__What needs to be done__. Write out each entry again. Keep every word exactly as it is.

(Stored records)
####

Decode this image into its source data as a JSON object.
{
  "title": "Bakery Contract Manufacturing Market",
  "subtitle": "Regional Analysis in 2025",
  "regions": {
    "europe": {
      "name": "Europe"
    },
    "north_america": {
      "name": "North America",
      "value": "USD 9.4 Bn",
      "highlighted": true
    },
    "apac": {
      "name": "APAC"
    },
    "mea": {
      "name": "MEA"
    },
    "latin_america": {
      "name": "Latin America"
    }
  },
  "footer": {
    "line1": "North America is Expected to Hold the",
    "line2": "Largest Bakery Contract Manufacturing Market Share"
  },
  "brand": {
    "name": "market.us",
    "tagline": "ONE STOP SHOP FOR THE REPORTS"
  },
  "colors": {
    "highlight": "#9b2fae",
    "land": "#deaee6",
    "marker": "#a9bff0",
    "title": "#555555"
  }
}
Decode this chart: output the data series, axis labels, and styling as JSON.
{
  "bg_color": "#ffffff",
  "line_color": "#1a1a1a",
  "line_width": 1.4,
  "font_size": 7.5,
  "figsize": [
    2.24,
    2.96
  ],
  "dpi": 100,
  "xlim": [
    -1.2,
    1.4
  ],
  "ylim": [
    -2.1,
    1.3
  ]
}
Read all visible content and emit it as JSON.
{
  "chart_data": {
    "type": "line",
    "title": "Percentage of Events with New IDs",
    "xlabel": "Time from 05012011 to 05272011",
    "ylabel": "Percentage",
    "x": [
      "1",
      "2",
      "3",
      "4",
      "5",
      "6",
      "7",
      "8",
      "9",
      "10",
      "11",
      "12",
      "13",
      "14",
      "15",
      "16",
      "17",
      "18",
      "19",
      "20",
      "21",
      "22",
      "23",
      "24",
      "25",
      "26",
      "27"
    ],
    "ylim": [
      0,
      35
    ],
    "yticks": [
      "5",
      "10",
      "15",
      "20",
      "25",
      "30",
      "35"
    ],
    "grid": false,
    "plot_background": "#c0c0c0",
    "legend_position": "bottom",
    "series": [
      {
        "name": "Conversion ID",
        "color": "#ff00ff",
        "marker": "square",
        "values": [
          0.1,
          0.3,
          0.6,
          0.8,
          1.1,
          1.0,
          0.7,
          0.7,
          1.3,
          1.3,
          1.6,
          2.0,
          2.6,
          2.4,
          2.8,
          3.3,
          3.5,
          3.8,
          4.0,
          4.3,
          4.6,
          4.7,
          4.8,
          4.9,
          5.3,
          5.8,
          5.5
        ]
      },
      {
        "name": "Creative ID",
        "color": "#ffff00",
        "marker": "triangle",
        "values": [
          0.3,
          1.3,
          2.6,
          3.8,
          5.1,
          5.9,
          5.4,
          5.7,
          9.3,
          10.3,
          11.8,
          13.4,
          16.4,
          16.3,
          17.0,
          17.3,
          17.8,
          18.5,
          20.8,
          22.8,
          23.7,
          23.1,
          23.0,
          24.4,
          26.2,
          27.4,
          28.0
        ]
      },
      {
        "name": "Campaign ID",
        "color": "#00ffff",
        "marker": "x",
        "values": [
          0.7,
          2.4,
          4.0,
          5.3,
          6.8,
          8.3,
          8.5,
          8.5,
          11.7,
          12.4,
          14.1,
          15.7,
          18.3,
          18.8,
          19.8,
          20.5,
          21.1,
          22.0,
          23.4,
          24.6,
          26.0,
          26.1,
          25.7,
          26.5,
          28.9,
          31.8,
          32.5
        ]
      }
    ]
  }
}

####

__Written reply__.
Decode this image into its source data as a JSON object.
{
  "title": "Bakery Contract Manufacturing Market",
  "subtitle": "Regional Analysis in 2025",
  "regions": {
    "europe": {
      "name": "Europe"
    },
    "north_america": {
      "name": "North America",
      "value": "USD 9.4 Bn",
      "highlighted": true
    },
    "apac": {
      "name": "APAC"
    },
    "mea": {
      "name": "MEA"
    },
    "latin_america": {
      "name": "Latin America"
    }
  },
  "footer": {
    "line1": "North America is Expected to Hold the",
    "line2": "Largest Bakery Contract Manufacturing Market Share"
  },
  "brand": {
    "name": "market.us",
    "tagline": "ONE STOP SHOP FOR THE REPORTS"
  },
  "colors": {
    "highlight": "#9b2fae",
    "land": "#deaee6",
    "marker": "#a9bff0",
    "title": "#555555"
  }
}
Decode this chart: output the data series, axis labels, and styling as JSON.
{
  "bg_color": "#ffffff",
  "line_color": "#1a1a1a",
  "line_width": 1.4,
  "font_size": 7.5,
  "figsize": [
    2.24,
    2.96
  ],
  "dpi": 100,
  "xlim": [
    -1.2,
    1.4
  ],
  "ylim": [
    -2.1,
    1.3
  ]
}
Read all visible content and emit it as JSON.
{
  "chart_data": {
    "type": "line",
    "title": "Percentage of Events with New IDs",
    "xlabel": "Time from 05012011 to 05272011",
    "ylabel": "Percentage",
    "x": [
      "1",
      "2",
      "3",
      "4",
      "5",
      "6",
      "7",
      "8",
      "9",
      "10",
      "11",
      "12",
      "13",
      "14",
      "15",
      "16",
      "17",
      "18",
      "19",
      "20",
      "21",
      "22",
      "23",
      "24",
      "25",
      "26",
      "27"
    ],
    "ylim": [
      0,
      35
    ],
    "yticks": [
      "5",
      "10",
      "15",
      "20",
      "25",
      "30",
      "35"
    ],
    "grid": false,
    "plot_background": "#c0c0c0",
    "legend_position": "bottom",
    "series": [
      {
        "name": "Conversion ID",
        "color": "#ff00ff",
        "marker": "square",
        "values": [
          0.1,
          0.3,
          0.6,
          0.8,
          1.1,
          1.0,
          0.7,
          0.7,
          1.3,
          1.3,
          1.6,
          2.0,
          2.6,
          2.4,
          2.8,
          3.3,
          3.5,
          3.8,
          4.0,
          4.3,
          4.6,
          4.7,
          4.8,
          4.9,
          5.3,
          5.8,
          5.5
        ]
      },
      {
        "name": "Creative ID",
        "color": "#ffff00",
        "marker": "triangle",
        "values": [
          0.3,
          1.3,
          2.6,
          3.8,
          5.1,
          5.9,
          5.4,
          5.7,
          9.3,
          10.3,
          11.8,
          13.4,
          16.4,
          16.3,
          17.0,
          17.3,
          17.8,
          18.5,
          20.8,
          22.8,
          23.7,
          23.1,
          23.0,
          24.4,
          26.2,
          27.4,
          28.0
        ]
      },
      {
        "name": "Campaign ID",
        "color": "#00ffff",
        "marker": "x",
        "values": [
          0.7,
          2.4,
          4.0,
          5.3,
          6.8,
          8.3,
          8.5,
          8.5,
          11.7,
          12.4,
          14.1,
          15.7,
          18.3,
          18.8,
          19.8,
          20.5,
          21.1,
          22.0,
          23.4,
          24.6,
          26.0,
          26.1,
          25.7,
          26.5,
          28.9,
          31.8,
          32.5
        ]
      }
    ]
  }
}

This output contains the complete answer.